▸ Task to carry out
Collect from the data below each line with "عموديين".

▸ Data for this task
>>
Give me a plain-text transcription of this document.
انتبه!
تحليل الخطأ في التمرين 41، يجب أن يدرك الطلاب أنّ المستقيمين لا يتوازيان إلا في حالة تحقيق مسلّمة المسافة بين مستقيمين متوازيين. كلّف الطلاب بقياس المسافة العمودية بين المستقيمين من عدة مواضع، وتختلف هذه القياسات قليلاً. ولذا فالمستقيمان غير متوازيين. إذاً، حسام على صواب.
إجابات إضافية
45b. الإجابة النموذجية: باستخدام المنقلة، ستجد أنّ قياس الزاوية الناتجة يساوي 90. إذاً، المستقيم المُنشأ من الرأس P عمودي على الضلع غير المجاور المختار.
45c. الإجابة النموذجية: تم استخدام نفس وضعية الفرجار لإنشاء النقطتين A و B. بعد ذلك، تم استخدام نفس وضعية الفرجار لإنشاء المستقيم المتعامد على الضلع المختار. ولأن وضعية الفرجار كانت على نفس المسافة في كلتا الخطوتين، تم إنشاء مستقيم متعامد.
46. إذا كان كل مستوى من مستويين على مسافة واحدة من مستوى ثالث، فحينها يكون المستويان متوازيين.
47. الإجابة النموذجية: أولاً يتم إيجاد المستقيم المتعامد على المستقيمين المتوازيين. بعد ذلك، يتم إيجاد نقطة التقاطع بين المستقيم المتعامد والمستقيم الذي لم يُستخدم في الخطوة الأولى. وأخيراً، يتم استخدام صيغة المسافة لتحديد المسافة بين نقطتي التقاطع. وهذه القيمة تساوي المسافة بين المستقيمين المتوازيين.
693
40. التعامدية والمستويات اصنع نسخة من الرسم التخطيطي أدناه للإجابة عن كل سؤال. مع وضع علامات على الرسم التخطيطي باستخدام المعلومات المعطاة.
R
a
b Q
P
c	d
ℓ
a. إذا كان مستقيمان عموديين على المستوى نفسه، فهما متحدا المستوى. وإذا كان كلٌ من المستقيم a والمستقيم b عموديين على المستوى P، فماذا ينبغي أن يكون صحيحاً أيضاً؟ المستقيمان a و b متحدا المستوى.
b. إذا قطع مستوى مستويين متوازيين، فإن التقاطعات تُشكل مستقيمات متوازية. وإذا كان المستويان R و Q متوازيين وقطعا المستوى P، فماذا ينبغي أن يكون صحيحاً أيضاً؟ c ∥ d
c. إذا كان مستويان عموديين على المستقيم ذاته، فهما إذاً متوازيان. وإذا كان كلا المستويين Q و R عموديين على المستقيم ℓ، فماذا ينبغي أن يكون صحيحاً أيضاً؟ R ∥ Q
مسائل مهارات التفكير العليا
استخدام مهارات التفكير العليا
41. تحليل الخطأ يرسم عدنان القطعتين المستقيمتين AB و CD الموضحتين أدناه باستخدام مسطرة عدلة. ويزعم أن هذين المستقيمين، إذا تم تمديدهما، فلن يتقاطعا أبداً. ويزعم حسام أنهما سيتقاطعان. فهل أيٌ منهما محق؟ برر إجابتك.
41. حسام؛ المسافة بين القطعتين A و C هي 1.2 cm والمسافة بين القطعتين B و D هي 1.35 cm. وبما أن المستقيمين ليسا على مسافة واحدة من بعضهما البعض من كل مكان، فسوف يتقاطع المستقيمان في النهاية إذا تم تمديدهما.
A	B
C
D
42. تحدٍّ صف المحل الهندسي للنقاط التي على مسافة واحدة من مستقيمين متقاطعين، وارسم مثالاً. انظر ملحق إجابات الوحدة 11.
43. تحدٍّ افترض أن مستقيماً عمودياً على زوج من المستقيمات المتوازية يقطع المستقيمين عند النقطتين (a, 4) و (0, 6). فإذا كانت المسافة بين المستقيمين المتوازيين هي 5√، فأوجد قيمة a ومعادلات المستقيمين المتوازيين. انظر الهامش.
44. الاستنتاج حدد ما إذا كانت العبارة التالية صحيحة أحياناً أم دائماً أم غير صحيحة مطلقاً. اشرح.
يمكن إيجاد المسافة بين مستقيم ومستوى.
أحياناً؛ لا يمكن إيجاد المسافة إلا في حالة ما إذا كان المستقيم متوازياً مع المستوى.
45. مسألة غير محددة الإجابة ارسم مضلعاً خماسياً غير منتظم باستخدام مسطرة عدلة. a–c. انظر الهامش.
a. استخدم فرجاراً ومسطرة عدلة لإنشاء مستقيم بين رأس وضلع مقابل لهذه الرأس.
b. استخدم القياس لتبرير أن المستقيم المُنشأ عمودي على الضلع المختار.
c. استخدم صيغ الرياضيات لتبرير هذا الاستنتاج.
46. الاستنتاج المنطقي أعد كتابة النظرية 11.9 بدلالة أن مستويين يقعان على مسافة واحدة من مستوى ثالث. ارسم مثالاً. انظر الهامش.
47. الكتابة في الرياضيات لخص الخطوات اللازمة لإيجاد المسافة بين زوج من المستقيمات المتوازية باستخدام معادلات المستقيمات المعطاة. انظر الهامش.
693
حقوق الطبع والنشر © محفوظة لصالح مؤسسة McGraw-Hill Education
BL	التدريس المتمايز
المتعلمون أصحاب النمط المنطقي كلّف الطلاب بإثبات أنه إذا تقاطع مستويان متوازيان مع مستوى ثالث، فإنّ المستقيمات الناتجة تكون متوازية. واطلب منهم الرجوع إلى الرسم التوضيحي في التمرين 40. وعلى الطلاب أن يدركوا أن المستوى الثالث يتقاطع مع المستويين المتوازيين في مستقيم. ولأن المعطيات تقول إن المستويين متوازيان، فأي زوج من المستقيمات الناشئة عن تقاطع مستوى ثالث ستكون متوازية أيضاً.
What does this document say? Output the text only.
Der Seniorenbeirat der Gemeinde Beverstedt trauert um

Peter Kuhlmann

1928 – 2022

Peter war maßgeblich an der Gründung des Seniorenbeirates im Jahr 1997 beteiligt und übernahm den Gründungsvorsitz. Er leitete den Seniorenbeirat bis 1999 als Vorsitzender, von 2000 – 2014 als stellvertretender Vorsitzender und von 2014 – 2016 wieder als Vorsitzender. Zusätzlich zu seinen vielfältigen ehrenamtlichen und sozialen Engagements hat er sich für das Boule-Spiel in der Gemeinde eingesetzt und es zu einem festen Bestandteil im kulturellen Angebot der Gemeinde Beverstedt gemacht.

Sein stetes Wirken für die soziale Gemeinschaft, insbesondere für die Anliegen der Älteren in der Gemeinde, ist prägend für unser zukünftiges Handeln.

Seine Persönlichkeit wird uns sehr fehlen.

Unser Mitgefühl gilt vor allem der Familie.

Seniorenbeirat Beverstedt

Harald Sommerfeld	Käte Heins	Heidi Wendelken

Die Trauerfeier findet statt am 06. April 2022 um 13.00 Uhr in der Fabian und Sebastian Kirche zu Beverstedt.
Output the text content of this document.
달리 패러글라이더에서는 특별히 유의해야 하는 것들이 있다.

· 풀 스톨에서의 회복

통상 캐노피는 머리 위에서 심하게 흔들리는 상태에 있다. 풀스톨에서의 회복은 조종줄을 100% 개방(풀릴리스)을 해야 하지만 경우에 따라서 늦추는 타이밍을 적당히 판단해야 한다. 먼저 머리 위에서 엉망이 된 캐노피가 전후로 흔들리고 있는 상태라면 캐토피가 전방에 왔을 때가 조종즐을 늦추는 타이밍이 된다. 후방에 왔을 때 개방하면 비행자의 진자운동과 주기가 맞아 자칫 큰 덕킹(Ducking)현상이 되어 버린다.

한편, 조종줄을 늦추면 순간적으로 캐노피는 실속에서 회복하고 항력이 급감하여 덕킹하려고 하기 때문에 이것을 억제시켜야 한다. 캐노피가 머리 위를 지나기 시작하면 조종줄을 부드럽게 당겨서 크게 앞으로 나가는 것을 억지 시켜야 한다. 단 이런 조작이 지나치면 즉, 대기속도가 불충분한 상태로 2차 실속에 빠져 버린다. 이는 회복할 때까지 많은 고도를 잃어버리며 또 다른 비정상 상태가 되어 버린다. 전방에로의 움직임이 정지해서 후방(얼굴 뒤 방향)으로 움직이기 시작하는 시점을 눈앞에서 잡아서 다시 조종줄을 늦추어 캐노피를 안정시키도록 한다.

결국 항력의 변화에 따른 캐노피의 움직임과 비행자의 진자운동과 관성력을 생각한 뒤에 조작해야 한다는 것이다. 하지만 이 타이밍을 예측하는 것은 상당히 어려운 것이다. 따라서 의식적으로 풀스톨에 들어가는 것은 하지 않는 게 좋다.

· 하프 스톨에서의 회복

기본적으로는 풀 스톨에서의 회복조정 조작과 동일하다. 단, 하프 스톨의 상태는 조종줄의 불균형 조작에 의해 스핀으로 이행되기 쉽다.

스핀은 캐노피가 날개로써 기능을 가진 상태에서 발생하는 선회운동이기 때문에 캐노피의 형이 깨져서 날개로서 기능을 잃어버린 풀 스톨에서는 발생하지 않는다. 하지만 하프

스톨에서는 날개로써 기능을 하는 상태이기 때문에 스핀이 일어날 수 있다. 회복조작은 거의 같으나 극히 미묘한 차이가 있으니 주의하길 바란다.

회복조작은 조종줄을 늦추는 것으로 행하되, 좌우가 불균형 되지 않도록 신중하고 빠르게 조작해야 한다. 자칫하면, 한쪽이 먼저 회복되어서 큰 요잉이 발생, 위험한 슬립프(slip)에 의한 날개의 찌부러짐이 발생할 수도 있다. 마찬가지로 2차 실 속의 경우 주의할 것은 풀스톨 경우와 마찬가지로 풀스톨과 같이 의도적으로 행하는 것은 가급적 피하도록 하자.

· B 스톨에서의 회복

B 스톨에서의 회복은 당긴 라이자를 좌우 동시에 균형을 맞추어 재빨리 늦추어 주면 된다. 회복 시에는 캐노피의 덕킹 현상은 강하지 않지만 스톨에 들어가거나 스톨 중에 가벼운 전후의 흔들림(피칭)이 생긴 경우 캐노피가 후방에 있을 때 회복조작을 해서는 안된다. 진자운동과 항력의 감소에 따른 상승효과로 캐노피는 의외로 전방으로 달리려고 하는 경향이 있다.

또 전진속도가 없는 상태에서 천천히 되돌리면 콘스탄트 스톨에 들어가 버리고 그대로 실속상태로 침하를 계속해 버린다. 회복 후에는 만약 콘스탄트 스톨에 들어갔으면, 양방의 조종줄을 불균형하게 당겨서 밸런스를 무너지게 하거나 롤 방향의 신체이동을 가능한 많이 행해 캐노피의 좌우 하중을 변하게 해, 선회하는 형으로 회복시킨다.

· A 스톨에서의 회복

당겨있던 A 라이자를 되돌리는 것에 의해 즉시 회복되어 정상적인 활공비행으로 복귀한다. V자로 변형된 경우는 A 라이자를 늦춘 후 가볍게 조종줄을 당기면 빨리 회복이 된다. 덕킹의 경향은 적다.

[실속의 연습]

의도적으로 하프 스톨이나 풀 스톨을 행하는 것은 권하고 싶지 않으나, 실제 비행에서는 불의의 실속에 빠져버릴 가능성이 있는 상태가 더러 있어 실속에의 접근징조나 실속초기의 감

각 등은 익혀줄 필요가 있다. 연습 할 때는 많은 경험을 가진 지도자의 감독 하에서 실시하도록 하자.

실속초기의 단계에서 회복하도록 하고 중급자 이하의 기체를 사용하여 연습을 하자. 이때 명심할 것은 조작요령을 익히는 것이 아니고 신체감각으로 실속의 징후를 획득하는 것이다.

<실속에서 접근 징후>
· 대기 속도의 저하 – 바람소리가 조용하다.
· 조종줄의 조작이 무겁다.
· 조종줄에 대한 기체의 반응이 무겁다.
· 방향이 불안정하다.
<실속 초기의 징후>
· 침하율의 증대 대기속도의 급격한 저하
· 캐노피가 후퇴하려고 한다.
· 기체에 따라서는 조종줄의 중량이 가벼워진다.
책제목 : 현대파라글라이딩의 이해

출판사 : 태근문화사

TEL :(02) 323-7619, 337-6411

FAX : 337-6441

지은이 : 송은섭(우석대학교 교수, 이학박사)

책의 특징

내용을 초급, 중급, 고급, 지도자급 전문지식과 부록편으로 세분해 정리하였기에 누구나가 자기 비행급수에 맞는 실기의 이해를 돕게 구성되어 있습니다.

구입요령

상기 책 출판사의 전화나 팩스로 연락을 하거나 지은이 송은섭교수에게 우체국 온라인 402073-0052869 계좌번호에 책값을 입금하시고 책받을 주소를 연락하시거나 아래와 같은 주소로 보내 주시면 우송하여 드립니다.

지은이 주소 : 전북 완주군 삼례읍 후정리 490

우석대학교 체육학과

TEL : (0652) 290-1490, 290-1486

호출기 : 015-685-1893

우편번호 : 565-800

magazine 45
<<
▸ Full answer
a. إذا كان مستقيمان عموديين على المستوى نفسه، فهما متحدا المستوى. وإذا كان كلٌ من المستقيم a والمستقيم b عموديين على المستوى P، فماذا ينبغي أن يكون صحيحاً أيضاً؟ المستقيمان a و b متحدا المستوى.
c. إذا كان مستويان عموديين على المستقيم ذاته، فهما إذاً متوازيان. وإذا كان كلا المستويين Q و R عموديين على المستقيم ℓ، فماذا ينبغي أن يكون صحيحاً أيضاً؟ R ∥ Q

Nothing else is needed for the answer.